Exercise goal
Copy every line of the data exactly, leaving nothing out.

Extracted records
━━━━━━━━━━━━━━━━

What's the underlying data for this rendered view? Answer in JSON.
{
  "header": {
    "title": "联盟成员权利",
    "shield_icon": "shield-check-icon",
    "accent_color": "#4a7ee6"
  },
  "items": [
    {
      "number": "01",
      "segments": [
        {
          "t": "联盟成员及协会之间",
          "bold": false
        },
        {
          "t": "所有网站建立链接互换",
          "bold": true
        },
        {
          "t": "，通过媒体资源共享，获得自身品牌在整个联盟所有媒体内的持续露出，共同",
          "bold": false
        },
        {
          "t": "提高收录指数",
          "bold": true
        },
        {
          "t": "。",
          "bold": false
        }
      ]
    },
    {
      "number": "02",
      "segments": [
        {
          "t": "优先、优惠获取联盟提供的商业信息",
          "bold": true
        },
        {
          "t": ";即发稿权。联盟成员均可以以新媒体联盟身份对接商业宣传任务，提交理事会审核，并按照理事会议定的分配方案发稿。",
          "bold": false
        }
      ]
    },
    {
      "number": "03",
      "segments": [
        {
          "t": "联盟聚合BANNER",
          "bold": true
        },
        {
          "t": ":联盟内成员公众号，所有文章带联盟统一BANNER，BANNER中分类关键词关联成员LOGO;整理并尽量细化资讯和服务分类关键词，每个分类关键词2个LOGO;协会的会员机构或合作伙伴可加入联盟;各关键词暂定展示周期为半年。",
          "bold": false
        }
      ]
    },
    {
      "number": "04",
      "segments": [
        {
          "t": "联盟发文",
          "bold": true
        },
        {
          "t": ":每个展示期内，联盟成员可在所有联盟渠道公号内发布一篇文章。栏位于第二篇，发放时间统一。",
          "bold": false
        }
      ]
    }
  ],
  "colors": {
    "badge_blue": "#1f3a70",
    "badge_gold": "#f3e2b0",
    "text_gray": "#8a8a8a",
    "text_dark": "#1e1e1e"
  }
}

━━━━━━━━━━━━━━━━

Task answer
What's the underlying data for this rendered view? Answer in JSON.
{
  "header": {
    "title": "联盟成员权利",
    "shield_icon": "shield-check-icon",
    "accent_color": "#4a7ee6"
  },
  "items": [
    {
      "number": "01",
      "segments": [
        {
          "t": "联盟成员及协会之间",
          "bold": false
        },
        {
          "t": "所有网站建立链接互换",
          "bold": true
        },
        {
          "t": "，通过媒体资源共享，获得自身品牌在整个联盟所有媒体内的持续露出，共同",
          "bold": false
        },
        {
          "t": "提高收录指数",
          "bold": true
        },
        {
          "t": "。",
          "bold": false
        }
      ]
    },
    {
      "number": "02",
      "segments": [
        {
          "t": "优先、优惠获取联盟提供的商业信息",
          "bold": true
        },
        {
          "t": ";即发稿权。联盟成员均可以以新媒体联盟身份对接商业宣传任务，提交理事会审核，并按照理事会议定的分配方案发稿。",
          "bold": false
        }
      ]
    },
    {
      "number": "03",
      "segments": [
        {
          "t": "联盟聚合BANNER",
          "bold": true
        },
        {
          "t": ":联盟内成员公众号，所有文章带联盟统一BANNER，BANNER中分类关键词关联成员LOGO;整理并尽量细化资讯和服务分类关键词，每个分类关键词2个LOGO;协会的会员机构或合作伙伴可加入联盟;各关键词暂定展示周期为半年。",
          "bold": false
        }
      ]
    },
    {
      "number": "04",
      "segments": [
        {
          "t": "联盟发文",
          "bold": true
        },
        {
          "t": ":每个展示期内，联盟成员可在所有联盟渠道公号内发布一篇文章。栏位于第二篇，发放时间统一。",
          "bold": false
        }
      ]
    }
  ],
  "colors": {
    "badge_blue": "#1f3a70",
    "badge_gold": "#f3e2b0",
    "text_gray": "#8a8a8a",
    "text_dark": "#1e1e1e"
  }
}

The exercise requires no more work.